Your instructions> Will you quote all of the entries, word for word?

Records supplied>
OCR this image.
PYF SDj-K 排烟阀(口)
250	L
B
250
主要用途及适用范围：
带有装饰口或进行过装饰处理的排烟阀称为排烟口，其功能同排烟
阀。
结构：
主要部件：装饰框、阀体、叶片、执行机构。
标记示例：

Answer to the problem>
OCR this image.
PYF SDj-K 排烟阀(口)
250	L
B
250
主要用途及适用范围：
带有装饰口或进行过装饰处理的排烟阀称为排烟口，其功能同排烟
阀。
结构：
主要部件：装饰框、阀体、叶片、执行机构。
标记示例：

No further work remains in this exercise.